Task »
Copy every line of the records below word for word, with nothing changed, added, or left out.

Excerpt from a data file
-------

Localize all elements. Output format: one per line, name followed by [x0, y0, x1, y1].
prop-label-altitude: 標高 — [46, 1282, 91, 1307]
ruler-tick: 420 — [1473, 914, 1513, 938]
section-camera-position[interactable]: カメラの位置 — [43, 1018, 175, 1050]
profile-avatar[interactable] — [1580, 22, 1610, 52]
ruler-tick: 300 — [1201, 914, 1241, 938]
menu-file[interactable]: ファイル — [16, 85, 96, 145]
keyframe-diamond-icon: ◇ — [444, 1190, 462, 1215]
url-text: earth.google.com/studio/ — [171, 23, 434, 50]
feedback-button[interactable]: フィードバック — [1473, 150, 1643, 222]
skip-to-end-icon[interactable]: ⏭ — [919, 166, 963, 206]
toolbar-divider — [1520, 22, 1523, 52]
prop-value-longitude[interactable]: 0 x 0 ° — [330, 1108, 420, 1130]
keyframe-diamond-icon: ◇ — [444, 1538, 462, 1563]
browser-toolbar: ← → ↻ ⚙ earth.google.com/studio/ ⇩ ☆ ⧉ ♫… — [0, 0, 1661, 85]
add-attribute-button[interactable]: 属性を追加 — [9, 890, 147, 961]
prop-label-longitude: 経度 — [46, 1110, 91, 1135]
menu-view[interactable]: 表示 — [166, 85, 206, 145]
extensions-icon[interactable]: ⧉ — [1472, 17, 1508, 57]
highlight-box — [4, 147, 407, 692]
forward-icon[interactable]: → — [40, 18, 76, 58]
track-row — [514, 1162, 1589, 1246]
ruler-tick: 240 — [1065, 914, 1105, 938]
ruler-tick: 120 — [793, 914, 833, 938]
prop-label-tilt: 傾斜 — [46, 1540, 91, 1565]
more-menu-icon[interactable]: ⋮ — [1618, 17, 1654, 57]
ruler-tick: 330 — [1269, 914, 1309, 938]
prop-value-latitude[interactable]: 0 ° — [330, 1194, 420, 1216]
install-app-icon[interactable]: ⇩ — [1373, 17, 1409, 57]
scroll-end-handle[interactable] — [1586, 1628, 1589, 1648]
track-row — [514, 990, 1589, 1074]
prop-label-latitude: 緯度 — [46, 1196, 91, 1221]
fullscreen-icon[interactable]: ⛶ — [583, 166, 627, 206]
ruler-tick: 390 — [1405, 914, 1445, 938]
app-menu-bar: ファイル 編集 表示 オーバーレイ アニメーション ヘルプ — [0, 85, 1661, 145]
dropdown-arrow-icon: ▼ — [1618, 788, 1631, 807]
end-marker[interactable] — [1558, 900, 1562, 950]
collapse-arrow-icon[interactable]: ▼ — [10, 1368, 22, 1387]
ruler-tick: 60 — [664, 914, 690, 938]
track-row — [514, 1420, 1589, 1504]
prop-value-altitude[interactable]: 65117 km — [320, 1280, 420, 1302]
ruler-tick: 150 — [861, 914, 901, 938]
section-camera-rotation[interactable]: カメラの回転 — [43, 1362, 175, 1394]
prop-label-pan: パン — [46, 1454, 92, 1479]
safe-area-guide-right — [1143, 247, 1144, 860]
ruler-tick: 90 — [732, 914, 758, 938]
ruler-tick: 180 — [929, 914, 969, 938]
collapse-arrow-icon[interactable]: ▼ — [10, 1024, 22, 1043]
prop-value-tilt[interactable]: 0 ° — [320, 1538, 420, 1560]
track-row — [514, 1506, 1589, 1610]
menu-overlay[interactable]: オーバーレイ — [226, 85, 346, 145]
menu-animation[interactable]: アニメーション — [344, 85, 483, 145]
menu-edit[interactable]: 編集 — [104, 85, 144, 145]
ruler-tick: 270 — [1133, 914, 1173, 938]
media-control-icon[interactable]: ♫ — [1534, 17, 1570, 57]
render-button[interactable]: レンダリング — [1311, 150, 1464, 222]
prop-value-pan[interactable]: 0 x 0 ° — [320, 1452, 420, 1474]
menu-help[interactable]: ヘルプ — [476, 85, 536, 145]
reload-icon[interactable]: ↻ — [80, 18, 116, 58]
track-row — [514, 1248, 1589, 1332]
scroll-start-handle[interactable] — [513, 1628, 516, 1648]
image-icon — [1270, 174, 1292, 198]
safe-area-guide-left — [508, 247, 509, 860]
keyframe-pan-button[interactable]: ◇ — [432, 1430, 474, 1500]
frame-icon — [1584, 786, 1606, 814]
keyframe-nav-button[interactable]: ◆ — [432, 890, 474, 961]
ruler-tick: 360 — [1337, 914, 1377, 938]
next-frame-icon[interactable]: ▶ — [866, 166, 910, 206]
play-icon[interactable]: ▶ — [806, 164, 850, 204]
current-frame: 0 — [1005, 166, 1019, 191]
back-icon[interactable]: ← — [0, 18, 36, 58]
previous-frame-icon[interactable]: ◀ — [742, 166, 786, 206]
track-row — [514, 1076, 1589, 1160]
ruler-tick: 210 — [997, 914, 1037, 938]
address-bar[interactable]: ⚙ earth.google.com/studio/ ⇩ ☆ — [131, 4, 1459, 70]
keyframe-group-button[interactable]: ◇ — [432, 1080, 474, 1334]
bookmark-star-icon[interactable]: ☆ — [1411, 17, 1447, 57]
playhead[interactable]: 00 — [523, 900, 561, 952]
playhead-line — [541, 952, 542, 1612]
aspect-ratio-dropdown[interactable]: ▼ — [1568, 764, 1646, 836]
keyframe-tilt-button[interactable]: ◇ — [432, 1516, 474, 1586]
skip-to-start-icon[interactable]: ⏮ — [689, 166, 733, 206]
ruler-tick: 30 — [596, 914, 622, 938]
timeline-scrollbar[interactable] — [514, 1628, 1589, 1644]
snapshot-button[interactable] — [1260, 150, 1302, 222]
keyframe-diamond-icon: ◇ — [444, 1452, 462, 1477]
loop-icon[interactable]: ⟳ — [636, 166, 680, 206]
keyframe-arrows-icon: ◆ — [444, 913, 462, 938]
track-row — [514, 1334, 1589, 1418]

-------

Finished task »
Localize all elements. Output format: one per line, name followed by [x0, y0, x1, y1].
prop-label-altitude: 標高 — [46, 1282, 91, 1307]
ruler-tick: 420 — [1473, 914, 1513, 938]
section-camera-position[interactable]: カメラの位置 — [43, 1018, 175, 1050]
profile-avatar[interactable] — [1580, 22, 1610, 52]
ruler-tick: 300 — [1201, 914, 1241, 938]
menu-file[interactable]: ファイル — [16, 85, 96, 145]
keyframe-diamond-icon: ◇ — [444, 1190, 462, 1215]
url-text: earth.google.com/studio/ — [171, 23, 434, 50]
feedback-button[interactable]: フィードバック — [1473, 150, 1643, 222]
skip-to-end-icon[interactable]: ⏭ — [919, 166, 963, 206]
toolbar-divider — [1520, 22, 1523, 52]
prop-value-longitude[interactable]: 0 x 0 ° — [330, 1108, 420, 1130]
keyframe-diamond-icon: ◇ — [444, 1538, 462, 1563]
browser-toolbar: ← → ↻ ⚙ earth.google.com/studio/ ⇩ ☆ ⧉ ♫… — [0, 0, 1661, 85]
add-attribute-button[interactable]: 属性を追加 — [9, 890, 147, 961]
prop-label-longitude: 経度 — [46, 1110, 91, 1135]
menu-view[interactable]: 表示 — [166, 85, 206, 145]
extensions-icon[interactable]: ⧉ — [1472, 17, 1508, 57]
highlight-box — [4, 147, 407, 692]
forward-icon[interactable]: → — [40, 18, 76, 58]
track-row — [514, 1162, 1589, 1246]
ruler-tick: 240 — [1065, 914, 1105, 938]
ruler-tick: 120 — [793, 914, 833, 938]
prop-label-tilt: 傾斜 — [46, 1540, 91, 1565]
more-menu-icon[interactable]: ⋮ — [1618, 17, 1654, 57]
ruler-tick: 330 — [1269, 914, 1309, 938]
prop-value-latitude[interactable]: 0 ° — [330, 1194, 420, 1216]
install-app-icon[interactable]: ⇩ — [1373, 17, 1409, 57]
scroll-end-handle[interactable] — [1586, 1628, 1589, 1648]
track-row — [514, 990, 1589, 1074]
prop-label-latitude: 緯度 — [46, 1196, 91, 1221]
fullscreen-icon[interactable]: ⛶ — [583, 166, 627, 206]
ruler-tick: 390 — [1405, 914, 1445, 938]
app-menu-bar: ファイル 編集 表示 オーバーレイ アニメーション ヘルプ — [0, 85, 1661, 145]
dropdown-arrow-icon: ▼ — [1618, 788, 1631, 807]
end-marker[interactable] — [1558, 900, 1562, 950]
collapse-arrow-icon[interactable]: ▼ — [10, 1368, 22, 1387]
ruler-tick: 60 — [664, 914, 690, 938]
track-row — [514, 1420, 1589, 1504]
prop-value-altitude[interactable]: 65117 km — [320, 1280, 420, 1302]
ruler-tick: 150 — [861, 914, 901, 938]
section-camera-rotation[interactable]: カメラの回転 — [43, 1362, 175, 1394]
prop-label-pan: パン — [46, 1454, 92, 1479]
safe-area-guide-right — [1143, 247, 1144, 860]
ruler-tick: 90 — [732, 914, 758, 938]
ruler-tick: 180 — [929, 914, 969, 938]
collapse-arrow-icon[interactable]: ▼ — [10, 1024, 22, 1043]
prop-value-tilt[interactable]: 0 ° — [320, 1538, 420, 1560]
track-row — [514, 1506, 1589, 1610]
menu-overlay[interactable]: オーバーレイ — [226, 85, 346, 145]
menu-animation[interactable]: アニメーション — [344, 85, 483, 145]
menu-edit[interactable]: 編集 — [104, 85, 144, 145]
ruler-tick: 270 — [1133, 914, 1173, 938]
media-control-icon[interactable]: ♫ — [1534, 17, 1570, 57]
render-button[interactable]: レンダリング — [1311, 150, 1464, 222]
prop-value-pan[interactable]: 0 x 0 ° — [320, 1452, 420, 1474]
menu-help[interactable]: ヘルプ — [476, 85, 536, 145]
reload-icon[interactable]: ↻ — [80, 18, 116, 58]
track-row — [514, 1248, 1589, 1332]
scroll-start-handle[interactable] — [513, 1628, 516, 1648]
image-icon — [1270, 174, 1292, 198]
safe-area-guide-left — [508, 247, 509, 860]
keyframe-pan-button[interactable]: ◇ — [432, 1430, 474, 1500]
frame-icon — [1584, 786, 1606, 814]
keyframe-nav-button[interactable]: ◆ — [432, 890, 474, 961]
ruler-tick: 360 — [1337, 914, 1377, 938]
next-frame-icon[interactable]: ▶ — [866, 166, 910, 206]
play-icon[interactable]: ▶ — [806, 164, 850, 204]
current-frame: 0 — [1005, 166, 1019, 191]
back-icon[interactable]: ← — [0, 18, 36, 58]
previous-frame-icon[interactable]: ◀ — [742, 166, 786, 206]
track-row — [514, 1076, 1589, 1160]
ruler-tick: 210 — [997, 914, 1037, 938]
address-bar[interactable]: ⚙ earth.google.com/studio/ ⇩ ☆ — [131, 4, 1459, 70]
keyframe-group-button[interactable]: ◇ — [432, 1080, 474, 1334]
bookmark-star-icon[interactable]: ☆ — [1411, 17, 1447, 57]
playhead[interactable]: 00 — [523, 900, 561, 952]
playhead-line — [541, 952, 542, 1612]
aspect-ratio-dropdown[interactable]: ▼ — [1568, 764, 1646, 836]
keyframe-tilt-button[interactable]: ◇ — [432, 1516, 474, 1586]
skip-to-start-icon[interactable]: ⏮ — [689, 166, 733, 206]
ruler-tick: 30 — [596, 914, 622, 938]
timeline-scrollbar[interactable] — [514, 1628, 1589, 1644]
snapshot-button[interactable] — [1260, 150, 1302, 222]
keyframe-diamond-icon: ◇ — [444, 1452, 462, 1477]
loop-icon[interactable]: ⟳ — [636, 166, 680, 206]
keyframe-arrows-icon: ◆ — [444, 913, 462, 938]
track-row — [514, 1334, 1589, 1418]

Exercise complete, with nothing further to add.